■ Dataset records
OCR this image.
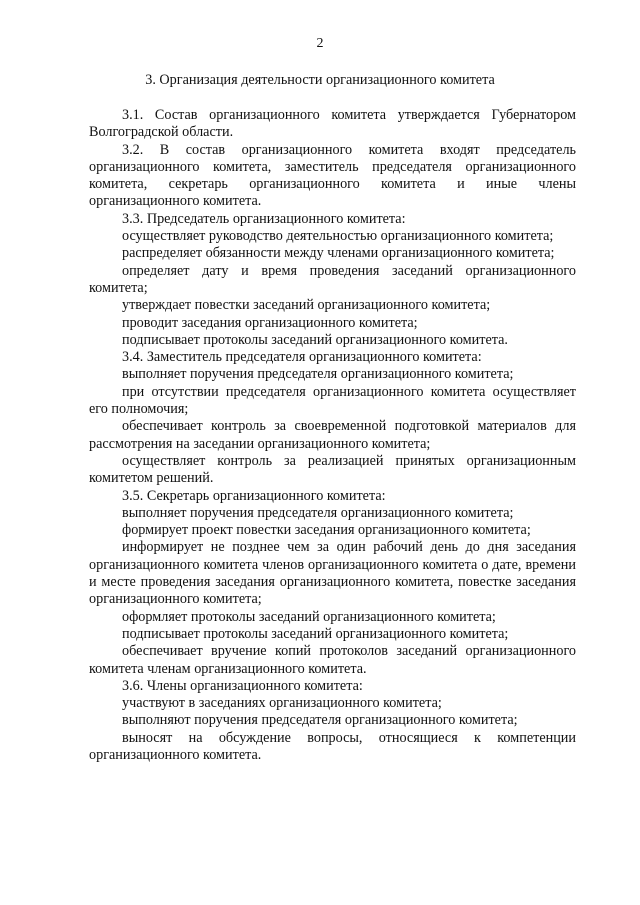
2
3. Организация деятельности организационного комитета

3.1. Состав организационного комитета утверждается Губернатором Волгоградской области.

3.2. В состав организационного комитета входят председатель организационного комитета, заместитель председателя организационного комитета, секретарь организационного комитета и иные члены организационного комитета.

3.3. Председатель организационного комитета:

осуществляет руководство деятельностью организационного комитета;

распределяет обязанности между членами организационного комитета;

определяет дату и время проведения заседаний организационного комитета;

утверждает повестки заседаний организационного комитета;

проводит заседания организационного комитета;

подписывает протоколы заседаний организационного комитета.

3.4. Заместитель председателя организационного комитета:

выполняет поручения председателя организационного комитета;

при отсутствии председателя организационного комитета осуществляет его полномочия;

обеспечивает контроль за своевременной подготовкой материалов для рассмотрения на заседании организационного комитета;

осуществляет контроль за реализацией принятых организационным комитетом решений.

3.5. Секретарь организационного комитета:

выполняет поручения председателя организационного комитета;

формирует проект повестки заседания организационного комитета;

информирует не позднее чем за один рабочий день до дня заседания организационного комитета членов организационного комитета о дате, времени и месте проведения заседания организационного комитета, повестке заседания организационного комитета;

оформляет протоколы заседаний организационного комитета;

подписывает протоколы заседаний организационного комитета;

обеспечивает вручение копий протоколов заседаний организационного комитета членам организационного комитета.

3.6. Члены организационного комитета:

участвуют в заседаниях организационного комитета;

выполняют поручения председателя организационного комитета;

выносят на обсуждение вопросы, относящиеся к компетенции организационного комитета.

■ What is required
Give the number of lines in the material above that have the word "контроль" in them, and nothing more.

■ Reply
2